▶ _Exercise_
Return the material below in full and exactly.

▶ _Stored records_
• • • • •
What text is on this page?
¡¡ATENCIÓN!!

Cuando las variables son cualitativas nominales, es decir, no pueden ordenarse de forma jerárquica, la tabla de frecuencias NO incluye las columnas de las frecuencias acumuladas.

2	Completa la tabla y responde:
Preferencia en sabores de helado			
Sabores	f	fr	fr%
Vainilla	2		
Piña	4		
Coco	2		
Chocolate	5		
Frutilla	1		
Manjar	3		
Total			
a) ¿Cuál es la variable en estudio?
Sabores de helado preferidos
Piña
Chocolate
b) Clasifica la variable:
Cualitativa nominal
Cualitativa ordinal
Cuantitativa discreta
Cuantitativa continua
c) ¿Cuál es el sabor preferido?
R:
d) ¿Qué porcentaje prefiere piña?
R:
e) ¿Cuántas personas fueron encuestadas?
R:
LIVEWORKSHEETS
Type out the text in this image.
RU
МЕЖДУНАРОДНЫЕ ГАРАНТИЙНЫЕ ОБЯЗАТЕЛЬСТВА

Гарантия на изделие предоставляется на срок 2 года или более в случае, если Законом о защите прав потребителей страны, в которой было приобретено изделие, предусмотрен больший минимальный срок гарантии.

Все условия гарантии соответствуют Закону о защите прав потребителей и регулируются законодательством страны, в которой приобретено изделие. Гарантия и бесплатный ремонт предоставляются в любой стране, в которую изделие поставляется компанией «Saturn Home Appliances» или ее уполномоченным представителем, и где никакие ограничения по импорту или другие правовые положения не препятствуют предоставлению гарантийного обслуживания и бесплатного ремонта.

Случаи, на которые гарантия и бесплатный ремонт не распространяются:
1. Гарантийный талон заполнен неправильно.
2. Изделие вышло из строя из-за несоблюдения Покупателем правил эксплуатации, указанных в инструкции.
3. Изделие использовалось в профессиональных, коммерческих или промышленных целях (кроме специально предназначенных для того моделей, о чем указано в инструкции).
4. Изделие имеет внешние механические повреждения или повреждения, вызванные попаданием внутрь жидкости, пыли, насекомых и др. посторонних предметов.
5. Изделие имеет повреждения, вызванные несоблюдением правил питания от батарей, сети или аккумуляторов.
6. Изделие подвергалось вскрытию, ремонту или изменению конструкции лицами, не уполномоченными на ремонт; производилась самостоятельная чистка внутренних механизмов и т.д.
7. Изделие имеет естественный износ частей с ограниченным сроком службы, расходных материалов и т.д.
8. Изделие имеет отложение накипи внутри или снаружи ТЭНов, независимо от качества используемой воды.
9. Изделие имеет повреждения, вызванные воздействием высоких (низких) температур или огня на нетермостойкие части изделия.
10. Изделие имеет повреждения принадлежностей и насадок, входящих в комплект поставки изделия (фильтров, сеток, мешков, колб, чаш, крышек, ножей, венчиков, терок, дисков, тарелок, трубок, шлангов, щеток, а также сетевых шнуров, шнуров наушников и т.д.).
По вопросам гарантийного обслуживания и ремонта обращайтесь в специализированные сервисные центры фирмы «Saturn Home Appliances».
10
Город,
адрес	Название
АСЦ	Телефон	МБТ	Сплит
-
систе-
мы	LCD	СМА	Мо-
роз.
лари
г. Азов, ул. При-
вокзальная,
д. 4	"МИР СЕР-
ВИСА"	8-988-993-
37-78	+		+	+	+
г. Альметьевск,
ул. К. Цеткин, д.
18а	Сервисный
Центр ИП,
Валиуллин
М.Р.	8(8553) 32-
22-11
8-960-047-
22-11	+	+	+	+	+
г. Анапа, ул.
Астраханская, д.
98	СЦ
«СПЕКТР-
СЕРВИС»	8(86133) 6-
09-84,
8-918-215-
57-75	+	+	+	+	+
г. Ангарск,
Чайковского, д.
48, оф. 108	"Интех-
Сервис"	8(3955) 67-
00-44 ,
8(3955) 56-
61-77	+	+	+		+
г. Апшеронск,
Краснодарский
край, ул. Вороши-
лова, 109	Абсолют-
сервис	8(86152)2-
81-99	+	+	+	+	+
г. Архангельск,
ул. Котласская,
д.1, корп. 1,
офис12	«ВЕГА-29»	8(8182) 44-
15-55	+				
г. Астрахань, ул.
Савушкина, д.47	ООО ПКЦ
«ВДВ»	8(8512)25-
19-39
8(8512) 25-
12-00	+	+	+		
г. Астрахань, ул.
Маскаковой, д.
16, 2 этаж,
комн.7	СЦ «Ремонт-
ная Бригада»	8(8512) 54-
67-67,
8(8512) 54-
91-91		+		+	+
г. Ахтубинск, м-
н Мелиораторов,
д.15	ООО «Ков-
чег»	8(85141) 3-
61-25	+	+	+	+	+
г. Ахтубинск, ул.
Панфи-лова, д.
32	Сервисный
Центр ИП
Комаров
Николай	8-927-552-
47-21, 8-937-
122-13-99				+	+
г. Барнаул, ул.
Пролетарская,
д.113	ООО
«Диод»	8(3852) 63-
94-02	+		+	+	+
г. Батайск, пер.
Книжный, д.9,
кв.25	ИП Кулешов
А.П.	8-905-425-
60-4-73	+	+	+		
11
• • • • •
▶ _Task result_
What text is on this page?
¡¡ATENCIÓN!!

Cuando las variables son cualitativas nominales, es decir, no pueden ordenarse de forma jerárquica, la tabla de frecuencias NO incluye las columnas de las frecuencias acumuladas.

2	Completa la tabla y responde:
Preferencia en sabores de helado			
Sabores	f	fr	fr%
Vainilla	2		
Piña	4		
Coco	2		
Chocolate	5		
Frutilla	1		
Manjar	3		
Total			
a) ¿Cuál es la variable en estudio?
Sabores de helado preferidos
Piña
Chocolate
b) Clasifica la variable:
Cualitativa nominal
Cualitativa ordinal
Cuantitativa discreta
Cuantitativa continua
c) ¿Cuál es el sabor preferido?
R:
d) ¿Qué porcentaje prefiere piña?
R:
e) ¿Cuántas personas fueron encuestadas?
R:
LIVEWORKSHEETS
Type out the text in this image.
RU
МЕЖДУНАРОДНЫЕ ГАРАНТИЙНЫЕ ОБЯЗАТЕЛЬСТВА

Гарантия на изделие предоставляется на срок 2 года или более в случае, если Законом о защите прав потребителей страны, в которой было приобретено изделие, предусмотрен больший минимальный срок гарантии.

Все условия гарантии соответствуют Закону о защите прав потребителей и регулируются законодательством страны, в которой приобретено изделие. Гарантия и бесплатный ремонт предоставляются в любой стране, в которую изделие поставляется компанией «Saturn Home Appliances» или ее уполномоченным представителем, и где никакие ограничения по импорту или другие правовые положения не препятствуют предоставлению гарантийного обслуживания и бесплатного ремонта.

Случаи, на которые гарантия и бесплатный ремонт не распространяются:
1. Гарантийный талон заполнен неправильно.
2. Изделие вышло из строя из-за несоблюдения Покупателем правил эксплуатации, указанных в инструкции.
3. Изделие использовалось в профессиональных, коммерческих или промышленных целях (кроме специально предназначенных для того моделей, о чем указано в инструкции).
4. Изделие имеет внешние механические повреждения или повреждения, вызванные попаданием внутрь жидкости, пыли, насекомых и др. посторонних предметов.
5. Изделие имеет повреждения, вызванные несоблюдением правил питания от батарей, сети или аккумуляторов.
6. Изделие подвергалось вскрытию, ремонту или изменению конструкции лицами, не уполномоченными на ремонт; производилась самостоятельная чистка внутренних механизмов и т.д.
7. Изделие имеет естественный износ частей с ограниченным сроком службы, расходных материалов и т.д.
8. Изделие имеет отложение накипи внутри или снаружи ТЭНов, независимо от качества используемой воды.
9. Изделие имеет повреждения, вызванные воздействием высоких (низких) температур или огня на нетермостойкие части изделия.
10. Изделие имеет повреждения принадлежностей и насадок, входящих в комплект поставки изделия (фильтров, сеток, мешков, колб, чаш, крышек, ножей, венчиков, терок, дисков, тарелок, трубок, шлангов, щеток, а также сетевых шнуров, шнуров наушников и т.д.).
По вопросам гарантийного обслуживания и ремонта обращайтесь в специализированные сервисные центры фирмы «Saturn Home Appliances».
10
Город,
адрес	Название
АСЦ	Телефон	МБТ	Сплит
-
систе-
мы	LCD	СМА	Мо-
роз.
лари
г. Азов, ул. При-
вокзальная,
д. 4	"МИР СЕР-
ВИСА"	8-988-993-
37-78	+		+	+	+
г. Альметьевск,
ул. К. Цеткин, д.
18а	Сервисный
Центр ИП,
Валиуллин
М.Р.	8(8553) 32-
22-11
8-960-047-
22-11	+	+	+	+	+
г. Анапа, ул.
Астраханская, д.
98	СЦ
«СПЕКТР-
СЕРВИС»	8(86133) 6-
09-84,
8-918-215-
57-75	+	+	+	+	+
г. Ангарск,
Чайковского, д.
48, оф. 108	"Интех-
Сервис"	8(3955) 67-
00-44 ,
8(3955) 56-
61-77	+	+	+		+
г. Апшеронск,
Краснодарский
край, ул. Вороши-
лова, 109	Абсолют-
сервис	8(86152)2-
81-99	+	+	+	+	+
г. Архангельск,
ул. Котласская,
д.1, корп. 1,
офис12	«ВЕГА-29»	8(8182) 44-
15-55	+				
г. Астрахань, ул.
Савушкина, д.47	ООО ПКЦ
«ВДВ»	8(8512)25-
19-39
8(8512) 25-
12-00	+	+	+		
г. Астрахань, ул.
Маскаковой, д.
16, 2 этаж,
комн.7	СЦ «Ремонт-
ная Бригада»	8(8512) 54-
67-67,
8(8512) 54-
91-91		+		+	+
г. Ахтубинск, м-
н Мелиораторов,
д.15	ООО «Ков-
чег»	8(85141) 3-
61-25	+	+	+	+	+
г. Ахтубинск, ул.
Панфи-лова, д.
32	Сервисный
Центр ИП
Комаров
Николай	8-927-552-
47-21, 8-937-
122-13-99				+	+
г. Барнаул, ул.
Пролетарская,
д.113	ООО
«Диод»	8(3852) 63-
94-02	+		+	+	+
г. Батайск, пер.
Книжный, д.9,
кв.25	ИП Кулешов
А.П.	8-905-425-
60-4-73	+	+	+		
11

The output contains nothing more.